Stated problem: Every line with the word "district" in it should be extracted from the data that follows.

Dataset excerpt:
>>>

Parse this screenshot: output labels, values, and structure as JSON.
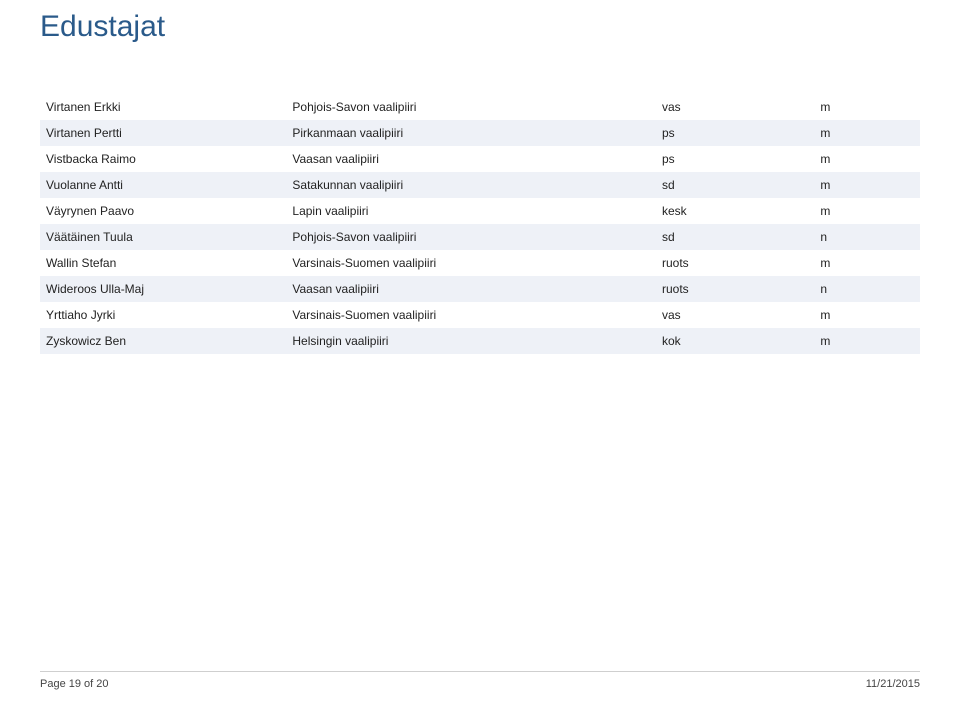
{
  "title": "Edustajat",
  "rows": [
    {
      "name": "Virtanen Erkki",
      "district": "Pohjois-Savon vaalipiiri",
      "party": "vas",
      "flag": "m",
      "alt": false
    },
    {
      "name": "Virtanen Pertti",
      "district": "Pirkanmaan vaalipiiri",
      "party": "ps",
      "flag": "m",
      "alt": true
    },
    {
      "name": "Vistbacka Raimo",
      "district": "Vaasan vaalipiiri",
      "party": "ps",
      "flag": "m",
      "alt": false
    },
    {
      "name": "Vuolanne Antti",
      "district": "Satakunnan vaalipiiri",
      "party": "sd",
      "flag": "m",
      "alt": true
    },
    {
      "name": "Väyrynen Paavo",
      "district": "Lapin vaalipiiri",
      "party": "kesk",
      "flag": "m",
      "alt": false
    },
    {
      "name": "Väätäinen Tuula",
      "district": "Pohjois-Savon vaalipiiri",
      "party": "sd",
      "flag": "n",
      "alt": true
    },
    {
      "name": "Wallin Stefan",
      "district": "Varsinais-Suomen vaalipiiri",
      "party": "ruots",
      "flag": "m",
      "alt": false
    },
    {
      "name": "Wideroos Ulla-Maj",
      "district": "Vaasan vaalipiiri",
      "party": "ruots",
      "flag": "n",
      "alt": true
    },
    {
      "name": "Yrttiaho Jyrki",
      "district": "Varsinais-Suomen vaalipiiri",
      "party": "vas",
      "flag": "m",
      "alt": false
    },
    {
      "name": "Zyskowicz Ben",
      "district": "Helsingin vaalipiiri",
      "party": "kok",
      "flag": "m",
      "alt": true
    }
  ],
  "footer": {
    "page": "Page 19 of 20",
    "date": "11/21/2015"
  },
  "style": {
    "title_color": "#2a5a8a",
    "alt_row_bg": "#eef1f7",
    "text_color": "#222",
    "footer_color": "#444",
    "divider_color": "#cfcfcf",
    "background_color": "#ffffff"
  }
}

<<<

Answer to this exercise:
      "district": "Pohjois-Savon vaalipiiri",
      "district": "Pirkanmaan vaalipiiri",
      "district": "Vaasan vaalipiiri",
      "district": "Satakunnan vaalipiiri",
      "district": "Lapin vaalipiiri",
      "district": "Pohjois-Savon vaalipiiri",
      "district": "Varsinais-Suomen vaalipiiri",
      "district": "Vaasan vaalipiiri",
      "district": "Varsinais-Suomen vaalipiiri",
      "district": "Helsingin vaalipiiri",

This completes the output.